*Exercise description*: A verbatim copy of the records is required, with all pictures left out.

* BEGIN Data provided *

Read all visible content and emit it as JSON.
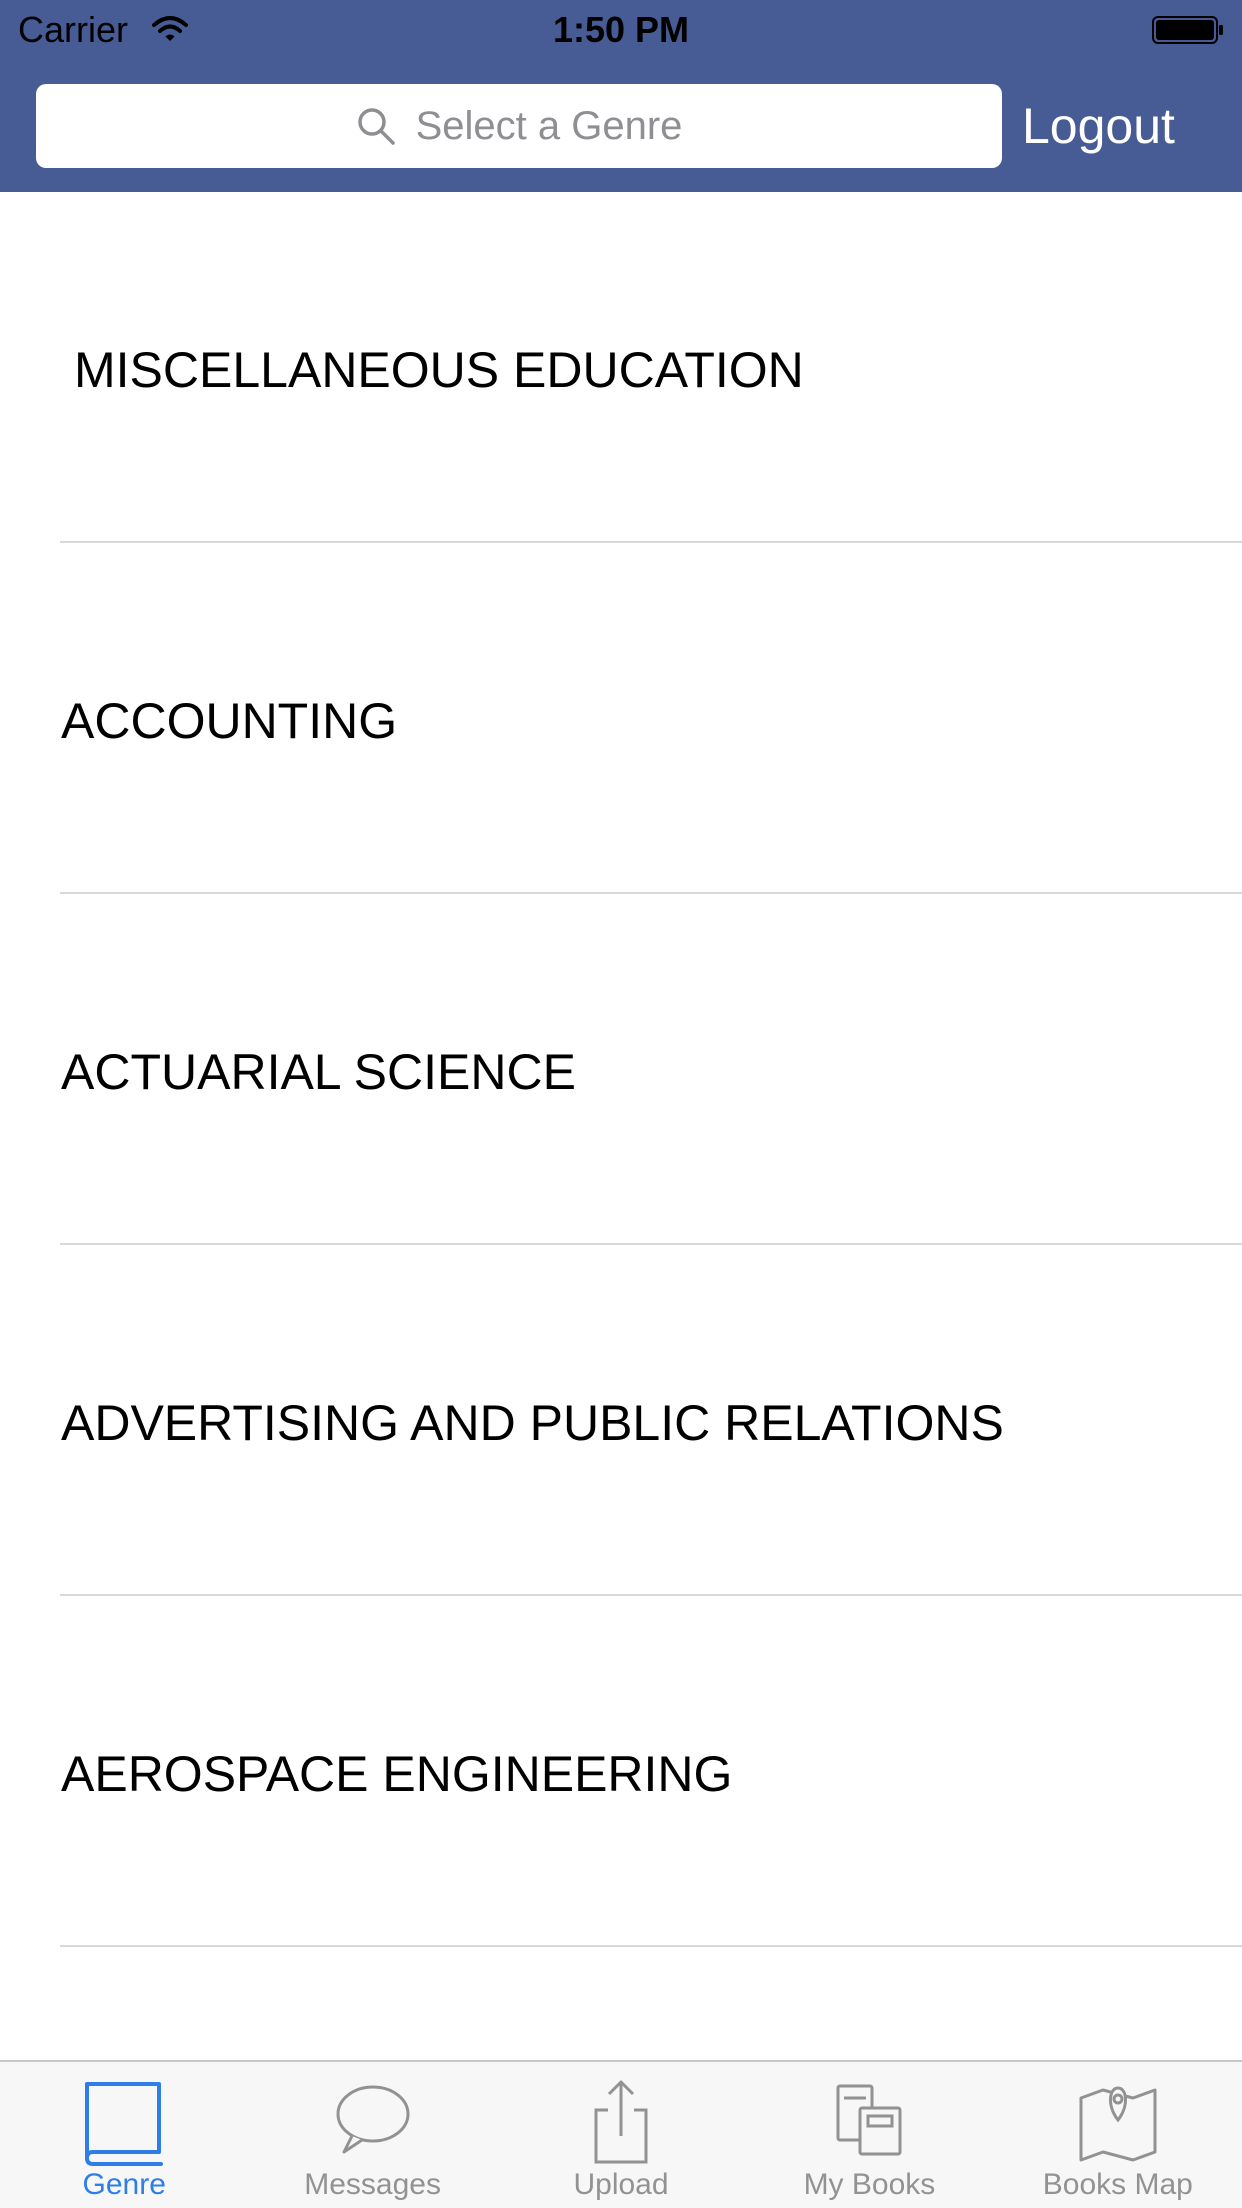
{
  "status_bar": {
    "carrier": "Carrier",
    "time": "1:50 PM",
    "icons": [
      "wifi-icon",
      "battery-icon"
    ]
  },
  "header": {
    "search_placeholder": "Select a Genre",
    "logout_label": "Logout",
    "background_color": "#475b95"
  },
  "genres": [
    "MISCELLANEOUS EDUCATION",
    "ACCOUNTING",
    "ACTUARIAL SCIENCE",
    "ADVERTISING AND PUBLIC RELATIONS",
    "AEROSPACE ENGINEERING"
  ],
  "tab_bar": {
    "active_color": "#2f7ee8",
    "inactive_color": "#929292",
    "tabs": [
      {
        "label": "Genre",
        "icon": "book-icon",
        "active": true
      },
      {
        "label": "Messages",
        "icon": "speech-bubble-icon",
        "active": false
      },
      {
        "label": "Upload",
        "icon": "share-upload-icon",
        "active": false
      },
      {
        "label": "My Books",
        "icon": "books-stack-icon",
        "active": false
      },
      {
        "label": "Books Map",
        "icon": "map-pin-icon",
        "active": false
      }
    ]
  }
}
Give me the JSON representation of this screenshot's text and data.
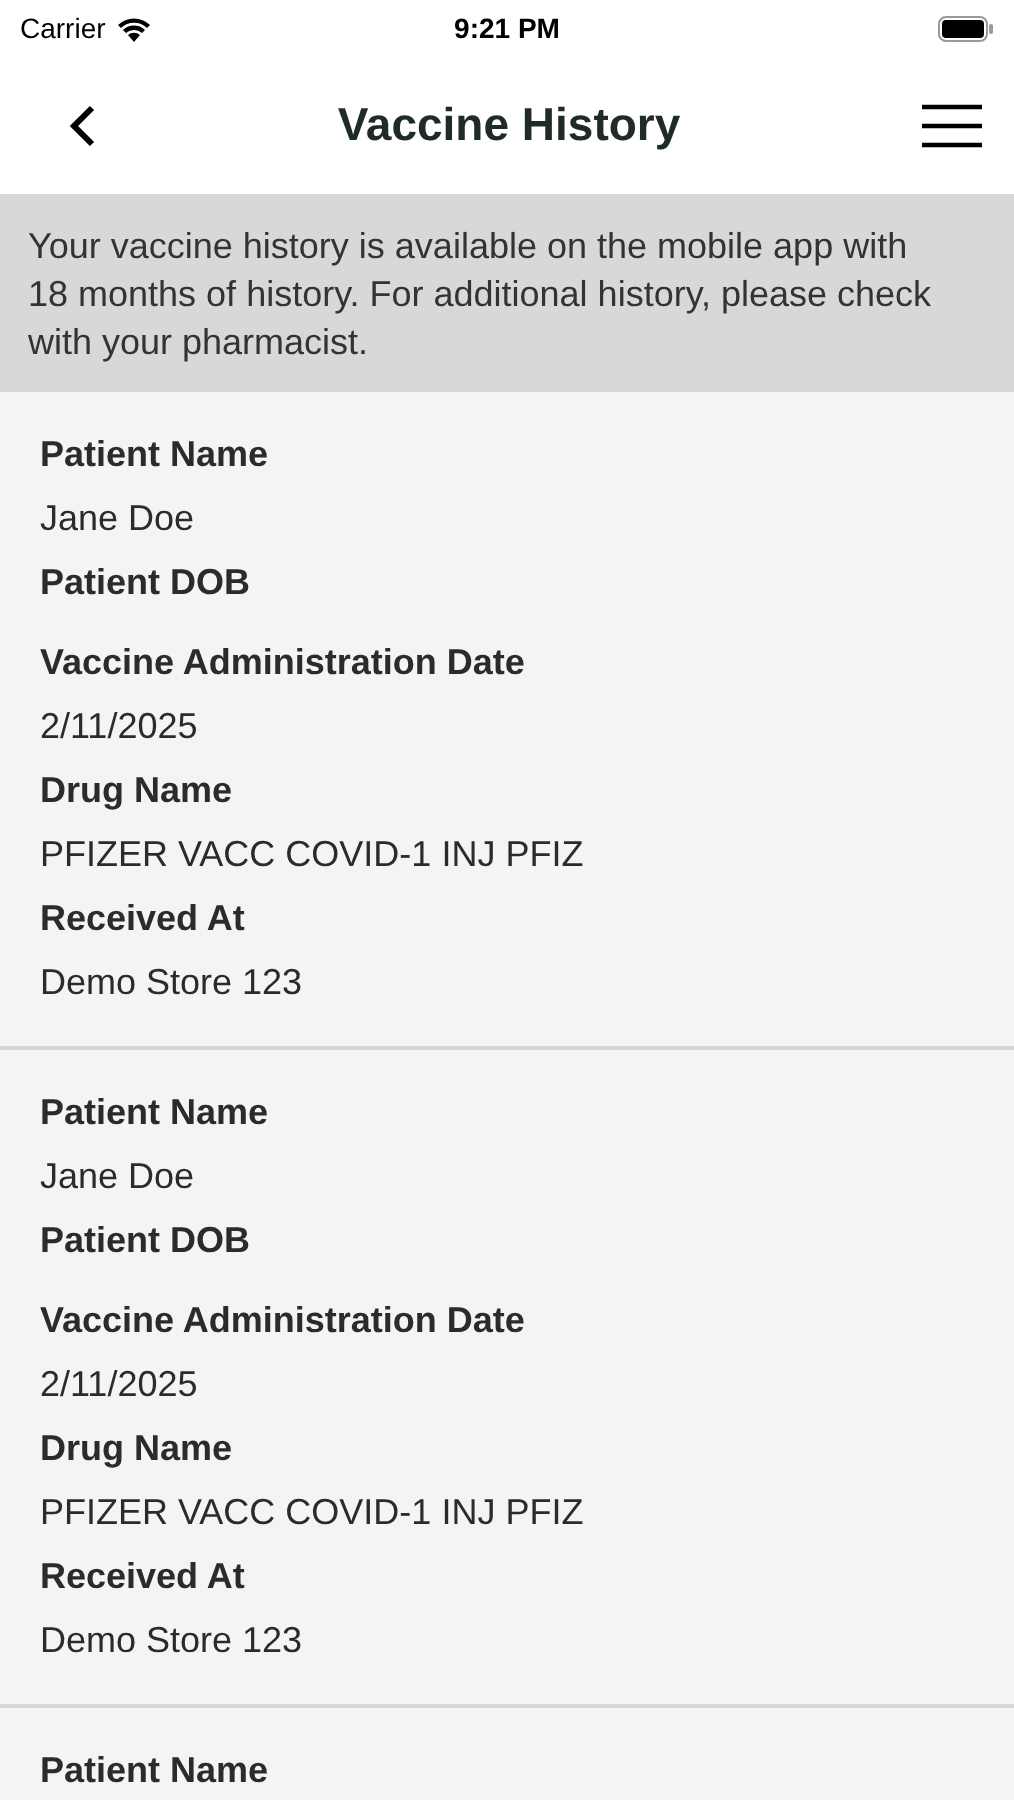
{
  "status_bar": {
    "carrier": "Carrier",
    "time": "9:21 PM"
  },
  "nav": {
    "title": "Vaccine History"
  },
  "banner": "Your vaccine history is available on the mobile app with 18 months of history. For additional history, please check with your pharmacist.",
  "records": [
    {
      "fields": [
        {
          "label": "Patient Name",
          "value": "Jane Doe"
        },
        {
          "label": "Patient DOB"
        },
        {
          "label": "Vaccine Administration Date",
          "value": "2/11/2025"
        },
        {
          "label": "Drug Name",
          "value": "PFIZER VACC COVID-1 INJ PFIZ"
        },
        {
          "label": "Received At",
          "value": "Demo Store 123"
        }
      ]
    },
    {
      "fields": [
        {
          "label": "Patient Name",
          "value": "Jane Doe"
        },
        {
          "label": "Patient DOB"
        },
        {
          "label": "Vaccine Administration Date",
          "value": "2/11/2025"
        },
        {
          "label": "Drug Name",
          "value": "PFIZER VACC COVID-1 INJ PFIZ"
        },
        {
          "label": "Received At",
          "value": "Demo Store 123"
        }
      ]
    },
    {
      "fields": [
        {
          "label": "Patient Name"
        }
      ]
    }
  ]
}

* END Data provided *

*Task answer*:
Read all visible content and emit it as JSON.
{
  "status_bar": {
    "carrier": "Carrier",
    "time": "1:50 PM",
    "icons": [
      "wifi-icon",
      "battery-icon"
    ]
  },
  "header": {
    "search_placeholder": "Select a Genre",
    "logout_label": "Logout",
    "background_color": "#475b95"
  },
  "genres": [
    "MISCELLANEOUS EDUCATION",
    "ACCOUNTING",
    "ACTUARIAL SCIENCE",
    "ADVERTISING AND PUBLIC RELATIONS",
    "AEROSPACE ENGINEERING"
  ],
  "tab_bar": {
    "active_color": "#2f7ee8",
    "inactive_color": "#929292",
    "tabs": [
      {
        "label": "Genre",
        "icon": "book-icon",
        "active": true
      },
      {
        "label": "Messages",
        "icon": "speech-bubble-icon",
        "active": false
      },
      {
        "label": "Upload",
        "icon": "share-upload-icon",
        "active": false
      },
      {
        "label": "My Books",
        "icon": "books-stack-icon",
        "active": false
      },
      {
        "label": "Books Map",
        "icon": "map-pin-icon",
        "active": false
      }
    ]
  }
}
Give me the JSON representation of this screenshot's text and data.
{
  "status_bar": {
    "carrier": "Carrier",
    "time": "9:21 PM"
  },
  "nav": {
    "title": "Vaccine History"
  },
  "banner": "Your vaccine history is available on the mobile app with 18 months of history. For additional history, please check with your pharmacist.",
  "records": [
    {
      "fields": [
        {
          "label": "Patient Name",
          "value": "Jane Doe"
        },
        {
          "label": "Patient DOB"
        },
        {
          "label": "Vaccine Administration Date",
          "value": "2/11/2025"
        },
        {
          "label": "Drug Name",
          "value": "PFIZER VACC COVID-1 INJ PFIZ"
        },
        {
          "label": "Received At",
          "value": "Demo Store 123"
        }
      ]
    },
    {
      "fields": [
        {
          "label": "Patient Name",
          "value": "Jane Doe"
        },
        {
          "label": "Patient DOB"
        },
        {
          "label": "Vaccine Administration Date",
          "value": "2/11/2025"
        },
        {
          "label": "Drug Name",
          "value": "PFIZER VACC COVID-1 INJ PFIZ"
        },
        {
          "label": "Received At",
          "value": "Demo Store 123"
        }
      ]
    },
    {
      "fields": [
        {
          "label": "Patient Name"
        }
      ]
    }
  ]
}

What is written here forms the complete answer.